* [Problem to solve]
Copy the bike-ride account from "Learning how to" to "a little expert.", putting "handlebar" wherever "stem" appears.

* [Excerpt provided]
** Start **

I'd originally thought a long ride on a road bike would be harder for me; mostly I was nervous about what seems to be a more unstable posture over the bike ... and those hand positions: so far from my seat! But honestly — and I've said it before — that road position is ultimately more comfortable. And the thin road tires make for a smoother, quicker ride. I find it easier to keep my speed up on Stinger.

ride highlights
apple friggin donutbest coffee in knoxville

Coffee & donuts. By a stroke of good luck, we ran out of coffee beans at home, so just had to stop by Old City Java to get our morning cup. Where we also got an apple spice donut. Fuggedaboutit. Also, a fresh pour of coffee is exactly right before 15 more miles on a bike.

Pedaling along the flats at 14 mph. Half the reason this feels good is I know I didn't have to keep up a good clip but I did anyway; the other half is that I felt like I was in good shape as I was doing it. It's not an incredible speed, but it's faster than I usually rode at zero incline. Progress!

Learning how to shift. I've got some experience on bikes, but I'd never ridden one with shifters affixed to the stem. Changing gears means I have to balance my ride with one hand, find my shifter with the other, and keep pedaling as I shift. I'm new enough that this is still a freaking big deal. It's meant until this ride that I usually spend more time in the wrong gear than I want to, because I've not been comfortable enough to make the change. But by the end of this ride, I was feeling a little expert.

hill of doomRiding down the hill of doom. There's a slope just after one of the left-hand turns. The first time we did this ride, I turned and jumped off of the bike; it was ominous. I knew it was coming this time and I was nervous but determined. So this time: we turned and I immediately put on my brakes, but I stayed on the bike. Accompanied by screaming and expletives. "Mother flipper [actually said it] I feel like I'm on a f-cking rollercoaster holy sh-t!" Patrick, meanwhile? Laughing. Hysterically. So next time my goal: no cursing. Time after that: let off the brakes.

Riding up the hill of doom. Different hill. When we got back to the neighborhood, I deviated from our normal ride home because, see, there's this hill. I felt so good from my other feats that I thought I'd at least give this one hill a go. My little monologue: "doesn't hurt to try; it's OK if I get off my bike; there's only one way to know." I sped through a little downhill that precedes the up, shifted to my lowest gear (!!), then I climbed. And did it. And seriously: huge grin on my face all the way home. I even swayed on my bike.

** End **

* [Provided information]

** Start **

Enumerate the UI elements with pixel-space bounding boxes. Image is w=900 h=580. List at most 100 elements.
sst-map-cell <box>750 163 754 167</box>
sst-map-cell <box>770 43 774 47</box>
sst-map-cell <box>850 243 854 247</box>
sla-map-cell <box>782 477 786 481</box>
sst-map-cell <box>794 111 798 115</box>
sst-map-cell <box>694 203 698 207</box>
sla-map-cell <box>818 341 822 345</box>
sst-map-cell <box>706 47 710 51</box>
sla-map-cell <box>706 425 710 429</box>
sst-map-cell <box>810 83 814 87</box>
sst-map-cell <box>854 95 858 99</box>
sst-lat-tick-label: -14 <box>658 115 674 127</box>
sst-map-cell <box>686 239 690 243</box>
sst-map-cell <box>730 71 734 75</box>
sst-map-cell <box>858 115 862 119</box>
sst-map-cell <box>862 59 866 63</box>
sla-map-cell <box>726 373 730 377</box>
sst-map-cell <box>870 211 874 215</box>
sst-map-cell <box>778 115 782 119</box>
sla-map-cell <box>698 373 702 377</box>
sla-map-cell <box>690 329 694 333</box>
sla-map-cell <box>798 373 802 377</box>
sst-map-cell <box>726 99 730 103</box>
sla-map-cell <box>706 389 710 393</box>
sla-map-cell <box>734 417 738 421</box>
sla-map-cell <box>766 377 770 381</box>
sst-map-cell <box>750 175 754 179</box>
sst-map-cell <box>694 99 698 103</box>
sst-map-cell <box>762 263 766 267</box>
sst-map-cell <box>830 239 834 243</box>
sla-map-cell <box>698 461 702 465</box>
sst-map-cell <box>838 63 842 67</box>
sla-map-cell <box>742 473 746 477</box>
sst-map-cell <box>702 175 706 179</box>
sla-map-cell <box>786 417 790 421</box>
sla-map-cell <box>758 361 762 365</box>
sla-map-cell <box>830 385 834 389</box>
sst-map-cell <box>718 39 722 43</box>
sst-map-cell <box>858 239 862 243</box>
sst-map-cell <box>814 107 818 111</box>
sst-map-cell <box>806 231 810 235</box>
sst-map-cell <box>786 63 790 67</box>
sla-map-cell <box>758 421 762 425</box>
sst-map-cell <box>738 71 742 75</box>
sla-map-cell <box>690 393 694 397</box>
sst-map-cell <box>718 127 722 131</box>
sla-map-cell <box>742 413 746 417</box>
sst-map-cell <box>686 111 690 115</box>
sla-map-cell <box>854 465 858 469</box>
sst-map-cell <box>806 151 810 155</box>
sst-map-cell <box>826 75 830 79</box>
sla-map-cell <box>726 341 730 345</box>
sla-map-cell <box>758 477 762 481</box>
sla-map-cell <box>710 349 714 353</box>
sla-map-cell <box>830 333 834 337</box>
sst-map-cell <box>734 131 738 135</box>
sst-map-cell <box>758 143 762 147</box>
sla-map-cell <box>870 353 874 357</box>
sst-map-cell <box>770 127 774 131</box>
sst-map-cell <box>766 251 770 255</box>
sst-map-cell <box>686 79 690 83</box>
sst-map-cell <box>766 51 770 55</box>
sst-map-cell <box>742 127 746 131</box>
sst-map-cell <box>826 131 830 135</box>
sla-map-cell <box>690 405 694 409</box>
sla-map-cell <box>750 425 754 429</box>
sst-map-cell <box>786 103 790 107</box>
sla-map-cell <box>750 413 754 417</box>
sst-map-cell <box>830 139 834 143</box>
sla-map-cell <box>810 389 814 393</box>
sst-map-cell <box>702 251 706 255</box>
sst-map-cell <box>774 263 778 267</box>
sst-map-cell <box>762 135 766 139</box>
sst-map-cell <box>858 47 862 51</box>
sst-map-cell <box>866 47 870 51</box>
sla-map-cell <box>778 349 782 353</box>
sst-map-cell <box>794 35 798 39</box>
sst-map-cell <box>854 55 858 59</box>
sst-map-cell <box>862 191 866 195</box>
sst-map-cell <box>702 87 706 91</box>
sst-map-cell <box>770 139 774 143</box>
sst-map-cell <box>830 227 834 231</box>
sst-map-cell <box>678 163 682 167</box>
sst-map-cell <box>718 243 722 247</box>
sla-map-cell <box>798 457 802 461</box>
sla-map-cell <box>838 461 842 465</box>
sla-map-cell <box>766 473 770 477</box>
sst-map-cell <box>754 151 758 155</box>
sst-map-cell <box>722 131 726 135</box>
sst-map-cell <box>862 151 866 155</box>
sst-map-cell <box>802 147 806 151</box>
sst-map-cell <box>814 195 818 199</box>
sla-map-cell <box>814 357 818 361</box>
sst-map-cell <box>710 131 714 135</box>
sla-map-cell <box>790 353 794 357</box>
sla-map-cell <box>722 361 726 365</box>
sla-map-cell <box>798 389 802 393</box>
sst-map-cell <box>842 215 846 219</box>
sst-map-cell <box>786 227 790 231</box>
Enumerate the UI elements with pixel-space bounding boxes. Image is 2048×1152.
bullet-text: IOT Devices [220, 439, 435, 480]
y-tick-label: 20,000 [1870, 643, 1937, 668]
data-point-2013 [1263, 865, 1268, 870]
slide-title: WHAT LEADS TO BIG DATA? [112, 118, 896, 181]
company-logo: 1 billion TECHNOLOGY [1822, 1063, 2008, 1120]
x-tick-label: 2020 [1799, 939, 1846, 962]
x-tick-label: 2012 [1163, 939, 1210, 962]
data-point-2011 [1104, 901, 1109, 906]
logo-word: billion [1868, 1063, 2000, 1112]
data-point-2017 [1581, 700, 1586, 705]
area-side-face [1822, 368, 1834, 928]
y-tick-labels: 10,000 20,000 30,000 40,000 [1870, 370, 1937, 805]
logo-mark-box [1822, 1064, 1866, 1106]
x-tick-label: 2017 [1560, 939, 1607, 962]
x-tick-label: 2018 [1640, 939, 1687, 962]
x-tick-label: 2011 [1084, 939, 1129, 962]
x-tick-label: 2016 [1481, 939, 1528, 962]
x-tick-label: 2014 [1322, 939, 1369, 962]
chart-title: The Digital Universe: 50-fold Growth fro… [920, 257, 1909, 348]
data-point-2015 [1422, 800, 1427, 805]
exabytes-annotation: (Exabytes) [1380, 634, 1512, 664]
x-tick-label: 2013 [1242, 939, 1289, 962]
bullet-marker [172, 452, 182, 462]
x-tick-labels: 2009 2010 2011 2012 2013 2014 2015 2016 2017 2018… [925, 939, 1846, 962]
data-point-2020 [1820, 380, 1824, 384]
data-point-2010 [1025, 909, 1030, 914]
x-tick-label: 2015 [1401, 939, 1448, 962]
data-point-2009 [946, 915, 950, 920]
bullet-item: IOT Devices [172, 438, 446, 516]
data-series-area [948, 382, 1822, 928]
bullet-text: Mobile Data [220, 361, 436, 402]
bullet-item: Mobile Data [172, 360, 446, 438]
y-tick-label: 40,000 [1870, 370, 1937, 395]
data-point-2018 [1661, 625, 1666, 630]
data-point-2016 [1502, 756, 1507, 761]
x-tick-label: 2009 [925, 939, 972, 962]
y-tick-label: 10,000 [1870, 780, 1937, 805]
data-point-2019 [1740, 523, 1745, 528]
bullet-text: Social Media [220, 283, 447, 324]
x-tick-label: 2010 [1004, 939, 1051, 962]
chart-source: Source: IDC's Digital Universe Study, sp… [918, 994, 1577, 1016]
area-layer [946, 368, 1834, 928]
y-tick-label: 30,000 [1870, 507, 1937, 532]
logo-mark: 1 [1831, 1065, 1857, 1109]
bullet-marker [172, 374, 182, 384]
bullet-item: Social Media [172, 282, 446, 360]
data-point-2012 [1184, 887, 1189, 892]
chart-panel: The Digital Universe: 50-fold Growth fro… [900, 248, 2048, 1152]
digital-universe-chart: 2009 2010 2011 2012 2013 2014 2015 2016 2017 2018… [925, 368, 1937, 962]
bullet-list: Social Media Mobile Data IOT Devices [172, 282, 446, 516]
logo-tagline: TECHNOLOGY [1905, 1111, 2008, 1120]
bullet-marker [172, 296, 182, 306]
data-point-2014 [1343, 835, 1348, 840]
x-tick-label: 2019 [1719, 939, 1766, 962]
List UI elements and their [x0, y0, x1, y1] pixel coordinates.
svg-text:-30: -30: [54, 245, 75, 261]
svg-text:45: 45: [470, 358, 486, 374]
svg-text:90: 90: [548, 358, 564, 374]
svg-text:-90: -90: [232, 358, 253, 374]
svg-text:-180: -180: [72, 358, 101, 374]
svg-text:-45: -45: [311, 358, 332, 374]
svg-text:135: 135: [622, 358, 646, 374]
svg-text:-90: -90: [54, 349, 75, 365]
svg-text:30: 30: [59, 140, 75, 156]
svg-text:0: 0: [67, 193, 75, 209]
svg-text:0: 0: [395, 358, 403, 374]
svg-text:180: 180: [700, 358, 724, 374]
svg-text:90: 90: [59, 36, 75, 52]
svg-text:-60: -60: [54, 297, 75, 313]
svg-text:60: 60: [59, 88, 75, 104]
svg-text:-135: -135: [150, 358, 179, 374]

** End **

* [Solution to this task]
Learning how to shift. I've got some experience on bikes, but I'd never ridden one with shifters affixed to the handlebar. Changing gears means I have to balance my ride with one hand, find my shifter with the other, and keep pedaling as I shift. I'm new enough that this is still a freaking big deal. It's meant until this ride that I usually spend more time in the wrong gear than I want to, because I've not been comfortable enough to make the change. But by the end of this ride, I was feeling a little expert.